§ EXCERPTED DATA
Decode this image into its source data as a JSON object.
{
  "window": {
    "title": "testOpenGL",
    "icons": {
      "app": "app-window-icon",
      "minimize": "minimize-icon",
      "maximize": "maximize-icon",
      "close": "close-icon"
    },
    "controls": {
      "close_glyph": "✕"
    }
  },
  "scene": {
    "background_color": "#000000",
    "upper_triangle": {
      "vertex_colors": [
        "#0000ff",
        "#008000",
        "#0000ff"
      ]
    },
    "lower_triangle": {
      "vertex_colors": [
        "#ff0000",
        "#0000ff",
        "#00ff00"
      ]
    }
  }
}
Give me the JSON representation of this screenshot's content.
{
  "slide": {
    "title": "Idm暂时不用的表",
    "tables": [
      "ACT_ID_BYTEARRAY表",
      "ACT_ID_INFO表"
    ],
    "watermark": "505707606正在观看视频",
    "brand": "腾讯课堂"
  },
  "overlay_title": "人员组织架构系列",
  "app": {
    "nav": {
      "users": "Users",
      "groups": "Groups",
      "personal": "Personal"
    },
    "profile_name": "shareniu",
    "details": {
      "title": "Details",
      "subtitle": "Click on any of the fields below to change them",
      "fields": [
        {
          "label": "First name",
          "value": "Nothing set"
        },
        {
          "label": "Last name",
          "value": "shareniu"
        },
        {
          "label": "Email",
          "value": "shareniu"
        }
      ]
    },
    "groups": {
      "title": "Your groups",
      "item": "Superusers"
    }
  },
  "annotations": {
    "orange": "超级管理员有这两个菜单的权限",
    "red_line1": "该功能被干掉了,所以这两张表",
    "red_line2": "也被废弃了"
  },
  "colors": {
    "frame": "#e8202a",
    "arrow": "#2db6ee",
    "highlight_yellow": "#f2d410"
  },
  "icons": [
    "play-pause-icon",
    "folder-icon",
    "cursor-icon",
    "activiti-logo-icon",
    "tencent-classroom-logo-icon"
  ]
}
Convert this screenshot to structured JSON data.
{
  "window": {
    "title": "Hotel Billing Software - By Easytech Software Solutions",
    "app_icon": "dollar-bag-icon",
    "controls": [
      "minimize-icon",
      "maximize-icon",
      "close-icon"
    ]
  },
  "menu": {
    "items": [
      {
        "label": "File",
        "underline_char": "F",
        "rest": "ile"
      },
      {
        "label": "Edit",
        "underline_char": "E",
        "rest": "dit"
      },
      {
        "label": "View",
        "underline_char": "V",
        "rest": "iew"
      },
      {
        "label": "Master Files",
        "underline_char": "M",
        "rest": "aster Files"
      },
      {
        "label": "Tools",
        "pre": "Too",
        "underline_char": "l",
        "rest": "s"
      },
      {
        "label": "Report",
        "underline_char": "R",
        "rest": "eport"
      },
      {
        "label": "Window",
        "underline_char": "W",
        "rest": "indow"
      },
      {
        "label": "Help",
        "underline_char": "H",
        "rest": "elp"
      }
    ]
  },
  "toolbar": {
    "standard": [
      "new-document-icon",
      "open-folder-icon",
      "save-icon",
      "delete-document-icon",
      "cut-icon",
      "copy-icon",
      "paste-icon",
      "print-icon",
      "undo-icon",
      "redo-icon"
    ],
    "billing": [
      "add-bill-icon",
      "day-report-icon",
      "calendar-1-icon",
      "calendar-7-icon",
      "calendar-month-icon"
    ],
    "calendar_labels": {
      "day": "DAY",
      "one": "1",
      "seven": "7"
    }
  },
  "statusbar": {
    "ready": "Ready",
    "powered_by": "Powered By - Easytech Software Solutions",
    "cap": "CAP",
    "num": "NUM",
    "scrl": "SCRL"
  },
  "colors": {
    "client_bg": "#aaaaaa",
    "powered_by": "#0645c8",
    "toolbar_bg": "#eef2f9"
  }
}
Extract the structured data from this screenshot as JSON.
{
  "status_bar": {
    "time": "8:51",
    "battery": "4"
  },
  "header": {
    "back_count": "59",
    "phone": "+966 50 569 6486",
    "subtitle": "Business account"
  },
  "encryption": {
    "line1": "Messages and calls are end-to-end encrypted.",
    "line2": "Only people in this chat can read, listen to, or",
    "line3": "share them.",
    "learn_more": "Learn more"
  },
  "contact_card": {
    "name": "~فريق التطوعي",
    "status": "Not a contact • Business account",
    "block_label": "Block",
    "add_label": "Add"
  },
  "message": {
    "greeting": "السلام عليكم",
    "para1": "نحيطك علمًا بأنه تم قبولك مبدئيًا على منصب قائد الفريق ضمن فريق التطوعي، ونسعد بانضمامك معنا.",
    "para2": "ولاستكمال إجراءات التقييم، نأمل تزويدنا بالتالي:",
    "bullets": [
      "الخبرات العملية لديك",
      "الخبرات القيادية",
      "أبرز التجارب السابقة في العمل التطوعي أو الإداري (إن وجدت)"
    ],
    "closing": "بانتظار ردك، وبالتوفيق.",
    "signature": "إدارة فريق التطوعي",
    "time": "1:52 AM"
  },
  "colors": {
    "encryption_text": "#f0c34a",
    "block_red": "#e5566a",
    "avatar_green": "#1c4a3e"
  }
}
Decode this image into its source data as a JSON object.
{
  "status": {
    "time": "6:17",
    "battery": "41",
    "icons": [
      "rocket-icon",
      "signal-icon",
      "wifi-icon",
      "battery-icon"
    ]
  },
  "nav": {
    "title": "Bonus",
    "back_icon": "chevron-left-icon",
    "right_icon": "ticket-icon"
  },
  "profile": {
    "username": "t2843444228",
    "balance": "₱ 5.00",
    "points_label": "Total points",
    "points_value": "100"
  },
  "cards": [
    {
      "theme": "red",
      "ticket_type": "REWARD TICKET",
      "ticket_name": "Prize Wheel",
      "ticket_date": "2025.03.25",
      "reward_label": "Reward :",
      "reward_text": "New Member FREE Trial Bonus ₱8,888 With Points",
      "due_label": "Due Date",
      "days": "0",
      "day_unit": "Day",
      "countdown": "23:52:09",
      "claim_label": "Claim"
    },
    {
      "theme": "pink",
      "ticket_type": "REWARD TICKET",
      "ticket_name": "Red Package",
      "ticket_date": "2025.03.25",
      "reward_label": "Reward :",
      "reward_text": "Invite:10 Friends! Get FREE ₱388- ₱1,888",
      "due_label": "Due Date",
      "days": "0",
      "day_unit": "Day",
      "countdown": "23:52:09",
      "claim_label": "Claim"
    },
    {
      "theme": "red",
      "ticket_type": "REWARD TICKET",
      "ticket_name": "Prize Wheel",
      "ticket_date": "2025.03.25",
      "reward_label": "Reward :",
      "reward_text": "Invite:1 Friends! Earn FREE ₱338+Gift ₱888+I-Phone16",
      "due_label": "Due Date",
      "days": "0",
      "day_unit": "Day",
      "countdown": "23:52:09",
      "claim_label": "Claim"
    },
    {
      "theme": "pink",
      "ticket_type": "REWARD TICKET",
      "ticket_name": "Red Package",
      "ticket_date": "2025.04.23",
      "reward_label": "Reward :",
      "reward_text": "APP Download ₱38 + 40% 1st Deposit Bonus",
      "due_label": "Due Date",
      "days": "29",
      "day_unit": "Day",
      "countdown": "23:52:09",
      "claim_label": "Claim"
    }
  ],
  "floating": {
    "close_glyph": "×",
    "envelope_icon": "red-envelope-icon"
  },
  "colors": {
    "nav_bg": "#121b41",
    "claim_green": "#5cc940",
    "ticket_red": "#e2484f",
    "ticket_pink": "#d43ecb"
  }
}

§ TASK GOAL
Write the data back out verbatim.

§ SOLUTION TO THE EXERCISE
Decode this image into its source data as a JSON object.
{
  "window": {
    "title": "testOpenGL",
    "icons": {
      "app": "app-window-icon",
      "minimize": "minimize-icon",
      "maximize": "maximize-icon",
      "close": "close-icon"
    },
    "controls": {
      "close_glyph": "✕"
    }
  },
  "scene": {
    "background_color": "#000000",
    "upper_triangle": {
      "vertex_colors": [
        "#0000ff",
        "#008000",
        "#0000ff"
      ]
    },
    "lower_triangle": {
      "vertex_colors": [
        "#ff0000",
        "#0000ff",
        "#00ff00"
      ]
    }
  }
}
Give me the JSON representation of this screenshot's content.
{
  "slide": {
    "title": "Idm暂时不用的表",
    "tables": [
      "ACT_ID_BYTEARRAY表",
      "ACT_ID_INFO表"
    ],
    "watermark": "505707606正在观看视频",
    "brand": "腾讯课堂"
  },
  "overlay_title": "人员组织架构系列",
  "app": {
    "nav": {
      "users": "Users",
      "groups": "Groups",
      "personal": "Personal"
    },
    "profile_name": "shareniu",
    "details": {
      "title": "Details",
      "subtitle": "Click on any of the fields below to change them",
      "fields": [
        {
          "label": "First name",
          "value": "Nothing set"
        },
        {
          "label": "Last name",
          "value": "shareniu"
        },
        {
          "label": "Email",
          "value": "shareniu"
        }
      ]
    },
    "groups": {
      "title": "Your groups",
      "item": "Superusers"
    }
  },
  "annotations": {
    "orange": "超级管理员有这两个菜单的权限",
    "red_line1": "该功能被干掉了,所以这两张表",
    "red_line2": "也被废弃了"
  },
  "colors": {
    "frame": "#e8202a",
    "arrow": "#2db6ee",
    "highlight_yellow": "#f2d410"
  },
  "icons": [
    "play-pause-icon",
    "folder-icon",
    "cursor-icon",
    "activiti-logo-icon",
    "tencent-classroom-logo-icon"
  ]
}
Convert this screenshot to structured JSON data.
{
  "window": {
    "title": "Hotel Billing Software - By Easytech Software Solutions",
    "app_icon": "dollar-bag-icon",
    "controls": [
      "minimize-icon",
      "maximize-icon",
      "close-icon"
    ]
  },
  "menu": {
    "items": [
      {
        "label": "File",
        "underline_char": "F",
        "rest": "ile"
      },
      {
        "label": "Edit",
        "underline_char": "E",
        "rest": "dit"
      },
      {
        "label": "View",
        "underline_char": "V",
        "rest": "iew"
      },
      {
        "label": "Master Files",
        "underline_char": "M",
        "rest": "aster Files"
      },
      {
        "label": "Tools",
        "pre": "Too",
        "underline_char": "l",
        "rest": "s"
      },
      {
        "label": "Report",
        "underline_char": "R",
        "rest": "eport"
      },
      {
        "label": "Window",
        "underline_char": "W",
        "rest": "indow"
      },
      {
        "label": "Help",
        "underline_char": "H",
        "rest": "elp"
      }
    ]
  },
  "toolbar": {
    "standard": [
      "new-document-icon",
      "open-folder-icon",
      "save-icon",
      "delete-document-icon",
      "cut-icon",
      "copy-icon",
      "paste-icon",
      "print-icon",
      "undo-icon",
      "redo-icon"
    ],
    "billing": [
      "add-bill-icon",
      "day-report-icon",
      "calendar-1-icon",
      "calendar-7-icon",
      "calendar-month-icon"
    ],
    "calendar_labels": {
      "day": "DAY",
      "one": "1",
      "seven": "7"
    }
  },
  "statusbar": {
    "ready": "Ready",
    "powered_by": "Powered By - Easytech Software Solutions",
    "cap": "CAP",
    "num": "NUM",
    "scrl": "SCRL"
  },
  "colors": {
    "client_bg": "#aaaaaa",
    "powered_by": "#0645c8",
    "toolbar_bg": "#eef2f9"
  }
}
Extract the structured data from this screenshot as JSON.
{
  "status_bar": {
    "time": "8:51",
    "battery": "4"
  },
  "header": {
    "back_count": "59",
    "phone": "+966 50 569 6486",
    "subtitle": "Business account"
  },
  "encryption": {
    "line1": "Messages and calls are end-to-end encrypted.",
    "line2": "Only people in this chat can read, listen to, or",
    "line3": "share them.",
    "learn_more": "Learn more"
  },
  "contact_card": {
    "name": "~فريق التطوعي",
    "status": "Not a contact • Business account",
    "block_label": "Block",
    "add_label": "Add"
  },
  "message": {
    "greeting": "السلام عليكم",
    "para1": "نحيطك علمًا بأنه تم قبولك مبدئيًا على منصب قائد الفريق ضمن فريق التطوعي، ونسعد بانضمامك معنا.",
    "para2": "ولاستكمال إجراءات التقييم، نأمل تزويدنا بالتالي:",
    "bullets": [
      "الخبرات العملية لديك",
      "الخبرات القيادية",
      "أبرز التجارب السابقة في العمل التطوعي أو الإداري (إن وجدت)"
    ],
    "closing": "بانتظار ردك، وبالتوفيق.",
    "signature": "إدارة فريق التطوعي",
    "time": "1:52 AM"
  },
  "colors": {
    "encryption_text": "#f0c34a",
    "block_red": "#e5566a",
    "avatar_green": "#1c4a3e"
  }
}
Decode this image into its source data as a JSON object.
{
  "status": {
    "time": "6:17",
    "battery": "41",
    "icons": [
      "rocket-icon",
      "signal-icon",
      "wifi-icon",
      "battery-icon"
    ]
  },
  "nav": {
    "title": "Bonus",
    "back_icon": "chevron-left-icon",
    "right_icon": "ticket-icon"
  },
  "profile": {
    "username": "t2843444228",
    "balance": "₱ 5.00",
    "points_label": "Total points",
    "points_value": "100"
  },
  "cards": [
    {
      "theme": "red",
      "ticket_type": "REWARD TICKET",
      "ticket_name": "Prize Wheel",
      "ticket_date": "2025.03.25",
      "reward_label": "Reward :",
      "reward_text": "New Member FREE Trial Bonus ₱8,888 With Points",
      "due_label": "Due Date",
      "days": "0",
      "day_unit": "Day",
      "countdown": "23:52:09",
      "claim_label": "Claim"
    },
    {
      "theme": "pink",
      "ticket_type": "REWARD TICKET",
      "ticket_name": "Red Package",
      "ticket_date": "2025.03.25",
      "reward_label": "Reward :",
      "reward_text": "Invite:10 Friends! Get FREE ₱388- ₱1,888",
      "due_label": "Due Date",
      "days": "0",
      "day_unit": "Day",
      "countdown": "23:52:09",
      "claim_label": "Claim"
    },
    {
      "theme": "red",
      "ticket_type": "REWARD TICKET",
      "ticket_name": "Prize Wheel",
      "ticket_date": "2025.03.25",
      "reward_label": "Reward :",
      "reward_text": "Invite:1 Friends! Earn FREE ₱338+Gift ₱888+I-Phone16",
      "due_label": "Due Date",
      "days": "0",
      "day_unit": "Day",
      "countdown": "23:52:09",
      "claim_label": "Claim"
    },
    {
      "theme": "pink",
      "ticket_type": "REWARD TICKET",
      "ticket_name": "Red Package",
      "ticket_date": "2025.04.23",
      "reward_label": "Reward :",
      "reward_text": "APP Download ₱38 + 40% 1st Deposit Bonus",
      "due_label": "Due Date",
      "days": "29",
      "day_unit": "Day",
      "countdown": "23:52:09",
      "claim_label": "Claim"
    }
  ],
  "floating": {
    "close_glyph": "×",
    "envelope_icon": "red-envelope-icon"
  },
  "colors": {
    "nav_bg": "#121b41",
    "claim_green": "#5cc940",
    "ticket_red": "#e2484f",
    "ticket_pink": "#d43ecb"
  }
}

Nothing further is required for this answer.